● **Set task**:
Render the lines from the one containing "- message-search-input[interactable]: [800, 100, 950, 116]" through the one containing "- accept-button[interactable]: Accept: [766, 470, 836, 492]", inclusive, as a Markdown table with the columns Row and Line. Skip any blank lines.

>> Start Records supplied

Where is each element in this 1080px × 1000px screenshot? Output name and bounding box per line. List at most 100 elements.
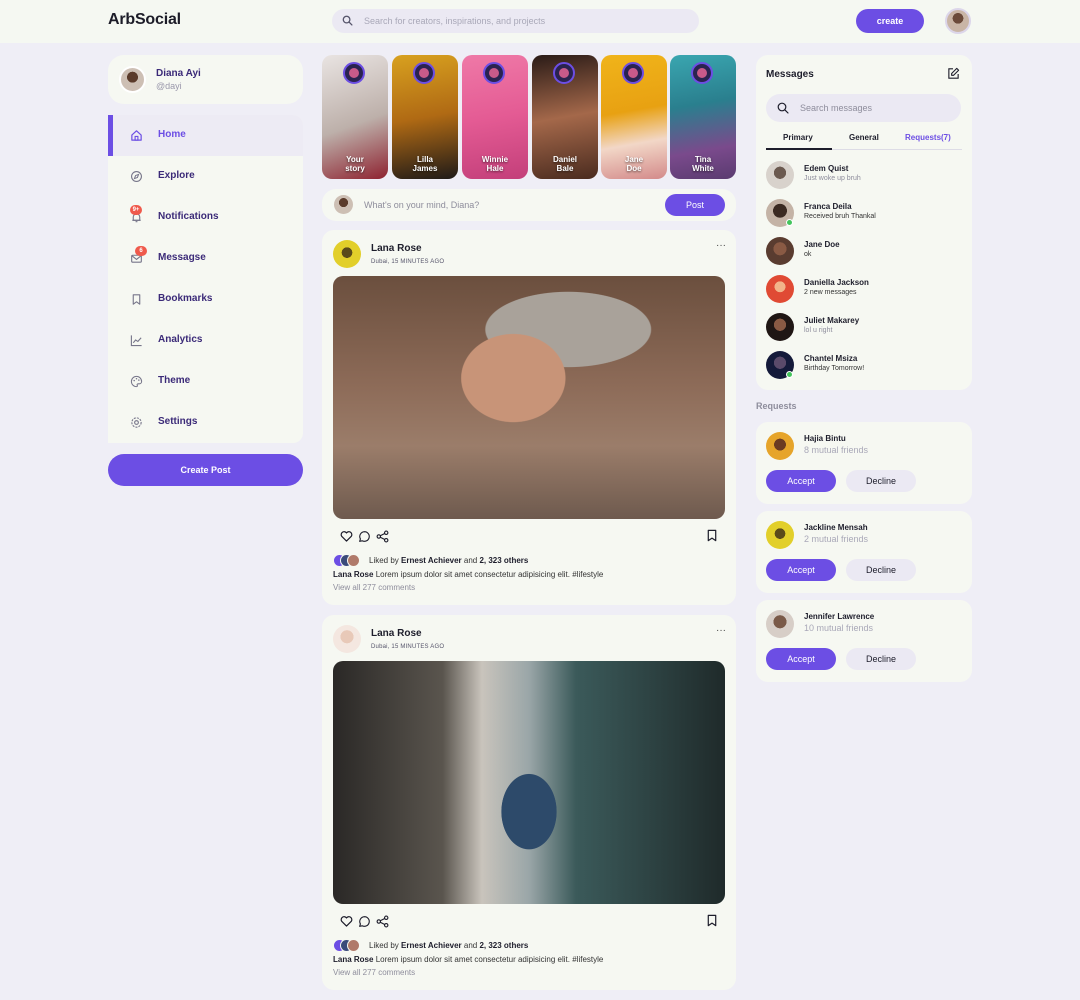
- message-search-input[interactable]: [800, 100, 950, 116]
- story-card[interactable]: Lilla James: [392, 55, 458, 179]
- request-avatar[interactable]: [766, 610, 794, 638]
- sidebar-item-label: Messagse: [158, 252, 206, 263]
- sidebar-item-label: Settings: [158, 416, 198, 427]
- story-card[interactable]: Winnie Hale: [462, 55, 528, 179]
- user-avatar[interactable]: [945, 8, 971, 34]
- edit-icon[interactable]: [947, 67, 960, 80]
- feed-post: Lana Rose Dubai, 15 MINUTES AGO ··· Like…: [322, 615, 736, 990]
- more-options-icon[interactable]: ···: [716, 625, 726, 636]
- notification-badge: 9+: [130, 205, 142, 215]
- sidebar-item-notifications[interactable]: 9+ Notifications: [108, 197, 303, 238]
- app-logo[interactable]: ArbSocial: [108, 11, 181, 29]
- active-tab-indicator: [766, 148, 832, 150]
- tab-general[interactable]: General: [849, 133, 879, 142]
- message-preview: 2 new messages: [804, 289, 857, 296]
- accept-button[interactable]: Accept: [766, 470, 836, 492]
- post-location: Dubai, 15 MINUTES AGO: [371, 259, 445, 265]
- decline-button[interactable]: Decline: [846, 470, 916, 492]
- tab-primary[interactable]: Primary: [783, 133, 813, 142]
- message-avatar: [766, 161, 794, 189]
- liked-by-name[interactable]: Ernest Achiever: [401, 556, 462, 565]
- message-item[interactable]: Daniella Jackson 2 new messages: [766, 275, 962, 305]
- post-photo[interactable]: [333, 276, 725, 519]
- share-icon[interactable]: [376, 530, 389, 543]
- request-avatar[interactable]: [766, 432, 794, 460]
- story-name: Your story: [345, 155, 365, 173]
- profile-card[interactable]: Diana Ayi @dayi: [108, 55, 303, 104]
- decline-button[interactable]: Decline: [846, 648, 916, 670]
- message-item[interactable]: Jane Doe ok: [766, 237, 962, 267]
- post-author-avatar[interactable]: [333, 240, 361, 268]
- post-photo[interactable]: [333, 661, 725, 904]
- post-author-name[interactable]: Lana Rose: [371, 628, 422, 639]
- message-item[interactable]: Franca Deila Received bruh Thankal: [766, 199, 962, 229]
- sidebar-item-explore[interactable]: Explore: [108, 156, 303, 197]
- post-author-avatar[interactable]: [333, 625, 361, 653]
- request-name[interactable]: Hajia Bintu: [804, 434, 846, 443]
- liker-avatars: [333, 939, 363, 953]
- liked-by-text: Liked by Ernest Achiever and 2, 323 othe…: [369, 941, 529, 950]
- message-preview: Birthday Tomorrow!: [804, 365, 865, 372]
- create-button[interactable]: create: [856, 9, 924, 33]
- accept-button[interactable]: Accept: [766, 648, 836, 670]
- message-avatar: [766, 237, 794, 265]
- composer-input[interactable]: [364, 197, 654, 213]
- liked-others[interactable]: 2, 323 others: [479, 941, 528, 950]
- post-button[interactable]: Post: [665, 194, 725, 216]
- search-icon: [342, 15, 353, 26]
- story-card[interactable]: Jane Doe: [601, 55, 667, 179]
- like-icon[interactable]: [340, 915, 353, 927]
- sidebar-item-label: Analytics: [158, 334, 203, 345]
- like-icon[interactable]: [340, 530, 353, 542]
- view-comments-link[interactable]: View all 277 comments: [333, 583, 415, 592]
- comment-icon[interactable]: [358, 530, 371, 543]
- message-item[interactable]: Chantel Msiza Birthday Tomorrow!: [766, 351, 962, 381]
- online-indicator: [786, 219, 793, 226]
- bookmark-icon[interactable]: [706, 914, 718, 927]
- profile-handle: @dayi: [156, 81, 182, 91]
- liked-others[interactable]: 2, 323 others: [479, 556, 528, 565]
- story-card[interactable]: Daniel Bale: [532, 55, 598, 179]
- message-badge: 6: [135, 246, 147, 256]
- message-sender: Franca Deila: [804, 202, 852, 211]
- decline-button[interactable]: Decline: [846, 559, 916, 581]
- sidebar-item-messages[interactable]: 6 Messagse: [108, 238, 303, 279]
- request-name[interactable]: Jackline Mensah: [804, 523, 868, 532]
- sidebar-item-bookmarks[interactable]: Bookmarks: [108, 279, 303, 320]
- search-input[interactable]: [364, 12, 684, 30]
- bookmark-icon: [132, 294, 141, 305]
- message-item[interactable]: Juliet Makarey lol u right: [766, 313, 962, 343]
- liked-by-name[interactable]: Ernest Achiever: [401, 941, 462, 950]
- share-icon[interactable]: [376, 915, 389, 928]
- message-search[interactable]: [766, 94, 961, 122]
- profile-name: Diana Ayi: [156, 68, 201, 79]
- message-item[interactable]: Edem Quist Just woke up bruh: [766, 161, 962, 191]
- message-sender: Edem Quist: [804, 164, 849, 173]
- sidebar-item-analytics[interactable]: Analytics: [108, 320, 303, 361]
- mutual-friends: 2 mutual friends: [804, 534, 869, 544]
- sidebar-item-theme[interactable]: Theme: [108, 361, 303, 402]
- message-avatar: [766, 313, 794, 341]
- accept-button[interactable]: Accept: [766, 559, 836, 581]
- view-comments-link[interactable]: View all 277 comments: [333, 968, 415, 977]
- message-sender: Juliet Makarey: [804, 316, 860, 325]
- request-avatar[interactable]: [766, 521, 794, 549]
- request-name[interactable]: Jennifer Lawrence: [804, 612, 874, 621]
- story-avatar: [691, 62, 713, 84]
- tab-requests[interactable]: Requests(7): [905, 133, 951, 142]
- home-icon: [131, 130, 142, 141]
- global-search[interactable]: [332, 9, 699, 33]
- top-bar: ArbSocial create: [0, 0, 1080, 43]
- story-card[interactable]: Tina White: [670, 55, 736, 179]
- post-author-name[interactable]: Lana Rose: [371, 243, 422, 254]
- sidebar: Home Explore 9+ Notifications 6 Messagse…: [108, 115, 303, 443]
- requests-title: Requests: [756, 401, 797, 411]
- story-avatar: [622, 62, 644, 84]
- bookmark-icon[interactable]: [706, 529, 718, 542]
- sidebar-item-home[interactable]: Home: [108, 115, 303, 156]
- more-options-icon[interactable]: ···: [716, 240, 726, 251]
- sidebar-item-settings[interactable]: Settings: [108, 402, 303, 443]
- comment-icon[interactable]: [358, 915, 371, 928]
- story-card[interactable]: Your story: [322, 55, 388, 179]
- create-post-button[interactable]: Create Post: [108, 454, 303, 486]
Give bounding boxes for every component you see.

>> End Records supplied

● **Written answer**:
| Row | Line |
|---|---|
| 1 | - message-search-input[interactable]: [800, 100, 950, 116] |
| 2 | - story-card[interactable]: Lilla James: [392, 55, 458, 179] |
| 3 | - request-avatar[interactable]: [766, 610, 794, 638] |
| 4 | - sidebar-item-label: Messagse: [158, 252, 206, 263] |
| 5 | - sidebar-item-label: Settings: [158, 416, 198, 427] |
| 6 | - story-card[interactable]: Winnie Hale: [462, 55, 528, 179] |
| 7 | - user-avatar[interactable]: [945, 8, 971, 34] |
| 8 | - edit-icon[interactable]: [947, 67, 960, 80] |
| 9 | - feed-post: Lana Rose Dubai, 15 MINUTES AGO ··· Like…: [322, 615, 736, 990] |
| 10 | - more-options-icon[interactable]: ···: [716, 625, 726, 636] |
| 11 | - notification-badge: 9+: [130, 205, 142, 215] |
| 12 | - sidebar-item-notifications[interactable]: 9+ Notifications: [108, 197, 303, 238] |
| 13 | - app-logo[interactable]: ArbSocial: [108, 11, 181, 29] |
| 14 | - active-tab-indicator: [766, 148, 832, 150] |
| 15 | - tab-general[interactable]: General: [849, 133, 879, 142] |
| 16 | - message-preview: 2 new messages: [804, 289, 857, 296] |
| 17 | - accept-button[interactable]: Accept: [766, 470, 836, 492] |